--- START RECORD LIST ---
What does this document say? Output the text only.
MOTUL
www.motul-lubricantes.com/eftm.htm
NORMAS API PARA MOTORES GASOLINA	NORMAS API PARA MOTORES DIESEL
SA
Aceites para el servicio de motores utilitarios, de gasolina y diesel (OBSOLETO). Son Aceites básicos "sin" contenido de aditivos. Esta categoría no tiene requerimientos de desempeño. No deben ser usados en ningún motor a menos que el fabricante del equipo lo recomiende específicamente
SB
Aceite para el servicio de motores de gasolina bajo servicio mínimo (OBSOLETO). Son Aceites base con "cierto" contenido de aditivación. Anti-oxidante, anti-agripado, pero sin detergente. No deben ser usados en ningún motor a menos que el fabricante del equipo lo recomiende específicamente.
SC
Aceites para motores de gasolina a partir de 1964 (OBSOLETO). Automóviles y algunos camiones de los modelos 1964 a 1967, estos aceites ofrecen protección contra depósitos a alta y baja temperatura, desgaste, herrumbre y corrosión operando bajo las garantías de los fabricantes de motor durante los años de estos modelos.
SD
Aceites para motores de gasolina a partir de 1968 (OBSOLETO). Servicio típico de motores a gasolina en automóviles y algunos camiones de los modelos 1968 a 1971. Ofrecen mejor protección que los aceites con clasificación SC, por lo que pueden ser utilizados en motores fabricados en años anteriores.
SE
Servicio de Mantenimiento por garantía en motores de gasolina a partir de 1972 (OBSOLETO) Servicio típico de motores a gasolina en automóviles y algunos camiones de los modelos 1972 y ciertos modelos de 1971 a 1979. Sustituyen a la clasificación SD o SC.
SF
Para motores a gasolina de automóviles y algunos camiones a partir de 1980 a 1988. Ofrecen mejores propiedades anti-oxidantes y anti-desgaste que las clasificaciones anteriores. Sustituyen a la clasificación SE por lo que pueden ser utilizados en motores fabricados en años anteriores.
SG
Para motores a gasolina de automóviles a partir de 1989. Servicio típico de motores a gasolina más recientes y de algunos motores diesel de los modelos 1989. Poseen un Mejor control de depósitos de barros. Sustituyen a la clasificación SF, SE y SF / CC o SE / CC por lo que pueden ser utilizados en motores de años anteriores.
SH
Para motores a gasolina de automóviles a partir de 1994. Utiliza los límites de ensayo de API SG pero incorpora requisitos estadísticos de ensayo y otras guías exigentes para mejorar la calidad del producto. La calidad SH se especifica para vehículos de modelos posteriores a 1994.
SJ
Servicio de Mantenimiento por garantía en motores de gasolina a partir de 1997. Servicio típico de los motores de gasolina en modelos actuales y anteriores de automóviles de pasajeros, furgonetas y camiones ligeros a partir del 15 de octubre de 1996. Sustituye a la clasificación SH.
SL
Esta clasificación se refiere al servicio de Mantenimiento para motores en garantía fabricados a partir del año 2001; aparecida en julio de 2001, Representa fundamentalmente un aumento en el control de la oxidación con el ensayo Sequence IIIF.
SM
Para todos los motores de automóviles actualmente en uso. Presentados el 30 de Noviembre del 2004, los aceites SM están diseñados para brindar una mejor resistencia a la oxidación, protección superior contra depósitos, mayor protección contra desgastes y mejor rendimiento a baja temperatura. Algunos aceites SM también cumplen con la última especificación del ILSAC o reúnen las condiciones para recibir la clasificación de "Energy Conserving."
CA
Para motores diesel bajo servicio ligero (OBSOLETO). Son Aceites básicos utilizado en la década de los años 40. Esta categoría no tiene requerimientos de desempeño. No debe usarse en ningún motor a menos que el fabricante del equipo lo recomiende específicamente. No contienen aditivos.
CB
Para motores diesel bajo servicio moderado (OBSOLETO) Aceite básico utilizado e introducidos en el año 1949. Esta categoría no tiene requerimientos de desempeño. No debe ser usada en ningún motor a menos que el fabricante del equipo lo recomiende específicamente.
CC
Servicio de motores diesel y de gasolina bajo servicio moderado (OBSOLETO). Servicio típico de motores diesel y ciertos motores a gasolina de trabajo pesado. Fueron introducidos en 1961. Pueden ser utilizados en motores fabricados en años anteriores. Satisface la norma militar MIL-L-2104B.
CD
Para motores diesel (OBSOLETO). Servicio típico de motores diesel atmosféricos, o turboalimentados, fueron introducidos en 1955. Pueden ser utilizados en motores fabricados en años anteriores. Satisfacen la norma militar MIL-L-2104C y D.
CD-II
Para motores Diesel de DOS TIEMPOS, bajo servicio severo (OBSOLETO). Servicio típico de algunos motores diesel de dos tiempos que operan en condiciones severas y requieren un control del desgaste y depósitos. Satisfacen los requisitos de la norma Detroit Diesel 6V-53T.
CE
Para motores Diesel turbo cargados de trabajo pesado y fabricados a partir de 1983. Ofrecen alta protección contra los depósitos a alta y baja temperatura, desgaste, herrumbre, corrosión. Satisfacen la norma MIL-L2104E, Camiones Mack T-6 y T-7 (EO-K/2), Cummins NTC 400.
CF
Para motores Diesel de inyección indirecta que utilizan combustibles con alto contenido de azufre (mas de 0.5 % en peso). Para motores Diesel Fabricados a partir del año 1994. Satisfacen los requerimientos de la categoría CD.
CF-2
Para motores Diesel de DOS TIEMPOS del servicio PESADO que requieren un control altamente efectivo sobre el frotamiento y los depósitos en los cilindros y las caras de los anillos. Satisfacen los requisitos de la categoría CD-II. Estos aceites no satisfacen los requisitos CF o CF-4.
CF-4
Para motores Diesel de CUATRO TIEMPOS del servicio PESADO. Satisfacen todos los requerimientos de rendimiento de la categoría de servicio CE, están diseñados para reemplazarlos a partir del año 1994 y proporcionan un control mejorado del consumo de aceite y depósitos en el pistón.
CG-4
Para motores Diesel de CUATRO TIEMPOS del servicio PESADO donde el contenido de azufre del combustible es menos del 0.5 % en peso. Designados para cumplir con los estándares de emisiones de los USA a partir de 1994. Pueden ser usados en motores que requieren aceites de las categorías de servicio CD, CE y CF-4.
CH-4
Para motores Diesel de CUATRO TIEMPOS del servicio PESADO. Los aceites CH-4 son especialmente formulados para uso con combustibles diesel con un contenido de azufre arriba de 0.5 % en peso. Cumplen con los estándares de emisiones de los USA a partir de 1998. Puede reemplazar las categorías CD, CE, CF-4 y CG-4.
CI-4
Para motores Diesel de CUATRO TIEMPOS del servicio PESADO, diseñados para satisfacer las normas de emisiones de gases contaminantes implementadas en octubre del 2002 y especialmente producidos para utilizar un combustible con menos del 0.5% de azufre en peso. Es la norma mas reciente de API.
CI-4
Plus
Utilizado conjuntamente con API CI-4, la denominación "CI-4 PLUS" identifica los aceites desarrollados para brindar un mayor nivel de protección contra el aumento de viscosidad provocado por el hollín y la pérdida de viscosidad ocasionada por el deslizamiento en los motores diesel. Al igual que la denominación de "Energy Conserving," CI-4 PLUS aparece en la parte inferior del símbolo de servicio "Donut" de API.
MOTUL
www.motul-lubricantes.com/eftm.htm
--- END RECORD LIST ---
* **WORK TO COMPLETE**: All of the data must be returned exactly.

* **ANSWER TO THIS PROBLEM**:
What does this document say? Output the text only.
MOTUL
www.motul-lubricantes.com/eftm.htm
NORMAS API PARA MOTORES GASOLINA	NORMAS API PARA MOTORES DIESEL
SA
Aceites para el servicio de motores utilitarios, de gasolina y diesel (OBSOLETO). Son Aceites básicos "sin" contenido de aditivos. Esta categoría no tiene requerimientos de desempeño. No deben ser usados en ningún motor a menos que el fabricante del equipo lo recomiende específicamente
SB
Aceite para el servicio de motores de gasolina bajo servicio mínimo (OBSOLETO). Son Aceites base con "cierto" contenido de aditivación. Anti-oxidante, anti-agripado, pero sin detergente. No deben ser usados en ningún motor a menos que el fabricante del equipo lo recomiende específicamente.
SC
Aceites para motores de gasolina a partir de 1964 (OBSOLETO). Automóviles y algunos camiones de los modelos 1964 a 1967, estos aceites ofrecen protección contra depósitos a alta y baja temperatura, desgaste, herrumbre y corrosión operando bajo las garantías de los fabricantes de motor durante los años de estos modelos.
SD
Aceites para motores de gasolina a partir de 1968 (OBSOLETO). Servicio típico de motores a gasolina en automóviles y algunos camiones de los modelos 1968 a 1971. Ofrecen mejor protección que los aceites con clasificación SC, por lo que pueden ser utilizados en motores fabricados en años anteriores.
SE
Servicio de Mantenimiento por garantía en motores de gasolina a partir de 1972 (OBSOLETO) Servicio típico de motores a gasolina en automóviles y algunos camiones de los modelos 1972 y ciertos modelos de 1971 a 1979. Sustituyen a la clasificación SD o SC.
SF
Para motores a gasolina de automóviles y algunos camiones a partir de 1980 a 1988. Ofrecen mejores propiedades anti-oxidantes y anti-desgaste que las clasificaciones anteriores. Sustituyen a la clasificación SE por lo que pueden ser utilizados en motores fabricados en años anteriores.
SG
Para motores a gasolina de automóviles a partir de 1989. Servicio típico de motores a gasolina más recientes y de algunos motores diesel de los modelos 1989. Poseen un Mejor control de depósitos de barros. Sustituyen a la clasificación SF, SE y SF / CC o SE / CC por lo que pueden ser utilizados en motores de años anteriores.
SH
Para motores a gasolina de automóviles a partir de 1994. Utiliza los límites de ensayo de API SG pero incorpora requisitos estadísticos de ensayo y otras guías exigentes para mejorar la calidad del producto. La calidad SH se especifica para vehículos de modelos posteriores a 1994.
SJ
Servicio de Mantenimiento por garantía en motores de gasolina a partir de 1997. Servicio típico de los motores de gasolina en modelos actuales y anteriores de automóviles de pasajeros, furgonetas y camiones ligeros a partir del 15 de octubre de 1996. Sustituye a la clasificación SH.
SL
Esta clasificación se refiere al servicio de Mantenimiento para motores en garantía fabricados a partir del año 2001; aparecida en julio de 2001, Representa fundamentalmente un aumento en el control de la oxidación con el ensayo Sequence IIIF.
SM
Para todos los motores de automóviles actualmente en uso. Presentados el 30 de Noviembre del 2004, los aceites SM están diseñados para brindar una mejor resistencia a la oxidación, protección superior contra depósitos, mayor protección contra desgastes y mejor rendimiento a baja temperatura. Algunos aceites SM también cumplen con la última especificación del ILSAC o reúnen las condiciones para recibir la clasificación de "Energy Conserving."
CA
Para motores diesel bajo servicio ligero (OBSOLETO). Son Aceites básicos utilizado en la década de los años 40. Esta categoría no tiene requerimientos de desempeño. No debe usarse en ningún motor a menos que el fabricante del equipo lo recomiende específicamente. No contienen aditivos.
CB
Para motores diesel bajo servicio moderado (OBSOLETO) Aceite básico utilizado e introducidos en el año 1949. Esta categoría no tiene requerimientos de desempeño. No debe ser usada en ningún motor a menos que el fabricante del equipo lo recomiende específicamente.
CC
Servicio de motores diesel y de gasolina bajo servicio moderado (OBSOLETO). Servicio típico de motores diesel y ciertos motores a gasolina de trabajo pesado. Fueron introducidos en 1961. Pueden ser utilizados en motores fabricados en años anteriores. Satisface la norma militar MIL-L-2104B.
CD
Para motores diesel (OBSOLETO). Servicio típico de motores diesel atmosféricos, o turboalimentados, fueron introducidos en 1955. Pueden ser utilizados en motores fabricados en años anteriores. Satisfacen la norma militar MIL-L-2104C y D.
CD-II
Para motores Diesel de DOS TIEMPOS, bajo servicio severo (OBSOLETO). Servicio típico de algunos motores diesel de dos tiempos que operan en condiciones severas y requieren un control del desgaste y depósitos. Satisfacen los requisitos de la norma Detroit Diesel 6V-53T.
CE
Para motores Diesel turbo cargados de trabajo pesado y fabricados a partir de 1983. Ofrecen alta protección contra los depósitos a alta y baja temperatura, desgaste, herrumbre, corrosión. Satisfacen la norma MIL-L2104E, Camiones Mack T-6 y T-7 (EO-K/2), Cummins NTC 400.
CF
Para motores Diesel de inyección indirecta que utilizan combustibles con alto contenido de azufre (mas de 0.5 % en peso). Para motores Diesel Fabricados a partir del año 1994. Satisfacen los requerimientos de la categoría CD.
CF-2
Para motores Diesel de DOS TIEMPOS del servicio PESADO que requieren un control altamente efectivo sobre el frotamiento y los depósitos en los cilindros y las caras de los anillos. Satisfacen los requisitos de la categoría CD-II. Estos aceites no satisfacen los requisitos CF o CF-4.
CF-4
Para motores Diesel de CUATRO TIEMPOS del servicio PESADO. Satisfacen todos los requerimientos de rendimiento de la categoría de servicio CE, están diseñados para reemplazarlos a partir del año 1994 y proporcionan un control mejorado del consumo de aceite y depósitos en el pistón.
CG-4
Para motores Diesel de CUATRO TIEMPOS del servicio PESADO donde el contenido de azufre del combustible es menos del 0.5 % en peso. Designados para cumplir con los estándares de emisiones de los USA a partir de 1994. Pueden ser usados en motores que requieren aceites de las categorías de servicio CD, CE y CF-4.
CH-4
Para motores Diesel de CUATRO TIEMPOS del servicio PESADO. Los aceites CH-4 son especialmente formulados para uso con combustibles diesel con un contenido de azufre arriba de 0.5 % en peso. Cumplen con los estándares de emisiones de los USA a partir de 1998. Puede reemplazar las categorías CD, CE, CF-4 y CG-4.
CI-4
Para motores Diesel de CUATRO TIEMPOS del servicio PESADO, diseñados para satisfacer las normas de emisiones de gases contaminantes implementadas en octubre del 2002 y especialmente producidos para utilizar un combustible con menos del 0.5% de azufre en peso. Es la norma mas reciente de API.
CI-4
Plus
Utilizado conjuntamente con API CI-4, la denominación "CI-4 PLUS" identifica los aceites desarrollados para brindar un mayor nivel de protección contra el aumento de viscosidad provocado por el hollín y la pérdida de viscosidad ocasionada por el deslizamiento en los motores diesel. Al igual que la denominación de "Energy Conserving," CI-4 PLUS aparece en la parte inferior del símbolo de servicio "Donut" de API.
MOTUL
www.motul-lubricantes.com/eftm.htm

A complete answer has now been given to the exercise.